* DATA ROWS *

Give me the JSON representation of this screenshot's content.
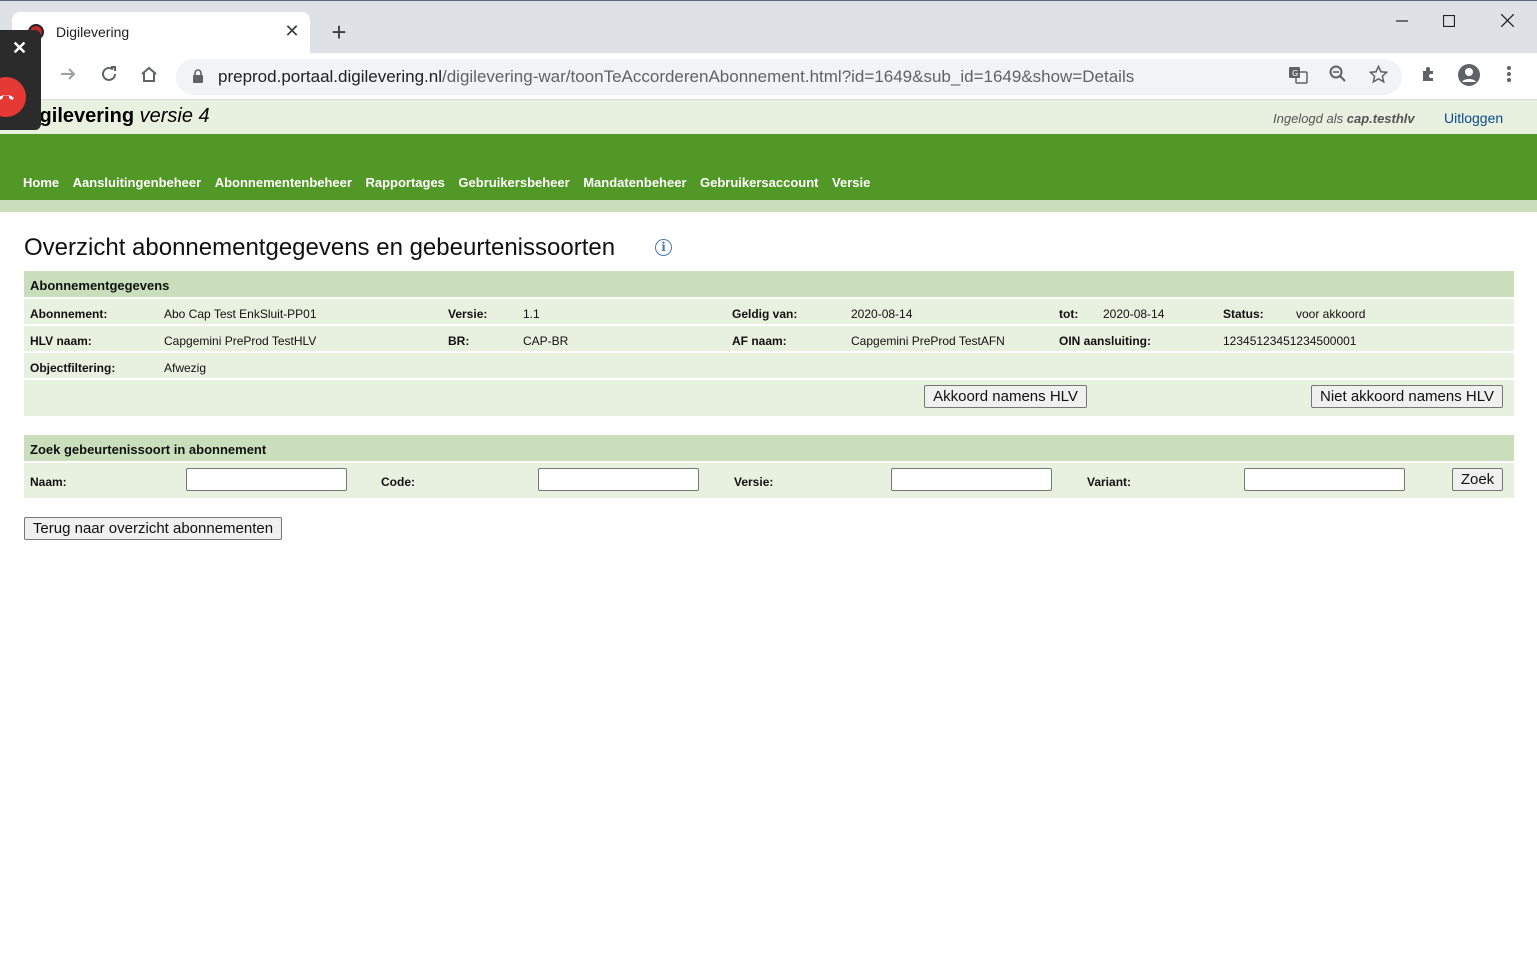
{
  "browser": {
    "tab_title": "Digilevering",
    "tab_close": "✕",
    "new_tab": "+",
    "url_host": "preprod.portaal.digilevering.nl",
    "url_path": "/digilevering-war/toonTeAccorderenAbonnement.html?id=1649&sub_id=1649&show=Details",
    "window": {
      "minimize": "—",
      "maximize": "☐",
      "close": "✕"
    }
  },
  "header": {
    "brand_bold": "igilevering",
    "brand_italic": " versie 4",
    "login_prefix": "Ingelogd als ",
    "login_user": "cap.testhlv",
    "logout": "Uitloggen"
  },
  "nav": {
    "items": [
      "Home",
      "Aansluitingenbeheer",
      "Abonnementenbeheer",
      "Rapportages",
      "Gebruikersbeheer",
      "Mandatenbeheer",
      "Gebruikersaccount",
      "Versie"
    ]
  },
  "page": {
    "title": "Overzicht abonnementgegevens en gebeurtenissoorten",
    "info_icon": "i"
  },
  "abonnement": {
    "heading": "Abonnementgegevens",
    "abonnement_label": "Abonnement:",
    "abonnement_value": "Abo Cap Test EnkSluit-PP01",
    "versie_label": "Versie:",
    "versie_value": "1.1",
    "geldig_label": "Geldig van:",
    "geldig_value": "2020-08-14",
    "tot_label": "tot:",
    "tot_value": "2020-08-14",
    "status_label": "Status:",
    "status_value": "voor akkoord",
    "hlv_label": "HLV naam:",
    "hlv_value": "Capgemini PreProd TestHLV",
    "br_label": "BR:",
    "br_value": "CAP-BR",
    "af_label": "AF naam:",
    "af_value": "Capgemini PreProd TestAFN",
    "oin_label": "OIN aansluiting:",
    "oin_value": "12345123451234500001",
    "objectfilter_label": "Objectfiltering:",
    "objectfilter_value": "Afwezig",
    "akkoord_button": "Akkoord namens HLV",
    "niet_akkoord_button": "Niet akkoord namens HLV"
  },
  "zoek": {
    "heading": "Zoek gebeurtenissoort in abonnement",
    "naam_label": "Naam:",
    "code_label": "Code:",
    "versie_label": "Versie:",
    "variant_label": "Variant:",
    "naam_value": "",
    "code_value": "",
    "versie_value": "",
    "variant_value": "",
    "search_button": "Zoek"
  },
  "back_button": "Terug naar overzicht abonnementen"
}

* WHAT YOU SHOULD DO *
In this exercise, set down all of the data exactly, without the pictures.

* FULL SOLUTION *
Give me the JSON representation of this screenshot's content.
{
  "browser": {
    "tab_title": "Digilevering",
    "tab_close": "✕",
    "new_tab": "+",
    "url_host": "preprod.portaal.digilevering.nl",
    "url_path": "/digilevering-war/toonTeAccorderenAbonnement.html?id=1649&sub_id=1649&show=Details",
    "window": {
      "minimize": "—",
      "maximize": "☐",
      "close": "✕"
    }
  },
  "header": {
    "brand_bold": "igilevering",
    "brand_italic": " versie 4",
    "login_prefix": "Ingelogd als ",
    "login_user": "cap.testhlv",
    "logout": "Uitloggen"
  },
  "nav": {
    "items": [
      "Home",
      "Aansluitingenbeheer",
      "Abonnementenbeheer",
      "Rapportages",
      "Gebruikersbeheer",
      "Mandatenbeheer",
      "Gebruikersaccount",
      "Versie"
    ]
  },
  "page": {
    "title": "Overzicht abonnementgegevens en gebeurtenissoorten",
    "info_icon": "i"
  },
  "abonnement": {
    "heading": "Abonnementgegevens",
    "abonnement_label": "Abonnement:",
    "abonnement_value": "Abo Cap Test EnkSluit-PP01",
    "versie_label": "Versie:",
    "versie_value": "1.1",
    "geldig_label": "Geldig van:",
    "geldig_value": "2020-08-14",
    "tot_label": "tot:",
    "tot_value": "2020-08-14",
    "status_label": "Status:",
    "status_value": "voor akkoord",
    "hlv_label": "HLV naam:",
    "hlv_value": "Capgemini PreProd TestHLV",
    "br_label": "BR:",
    "br_value": "CAP-BR",
    "af_label": "AF naam:",
    "af_value": "Capgemini PreProd TestAFN",
    "oin_label": "OIN aansluiting:",
    "oin_value": "12345123451234500001",
    "objectfilter_label": "Objectfiltering:",
    "objectfilter_value": "Afwezig",
    "akkoord_button": "Akkoord namens HLV",
    "niet_akkoord_button": "Niet akkoord namens HLV"
  },
  "zoek": {
    "heading": "Zoek gebeurtenissoort in abonnement",
    "naam_label": "Naam:",
    "code_label": "Code:",
    "versie_label": "Versie:",
    "variant_label": "Variant:",
    "naam_value": "",
    "code_value": "",
    "versie_value": "",
    "variant_value": "",
    "search_button": "Zoek"
  },
  "back_button": "Terug naar overzicht abonnementen"
}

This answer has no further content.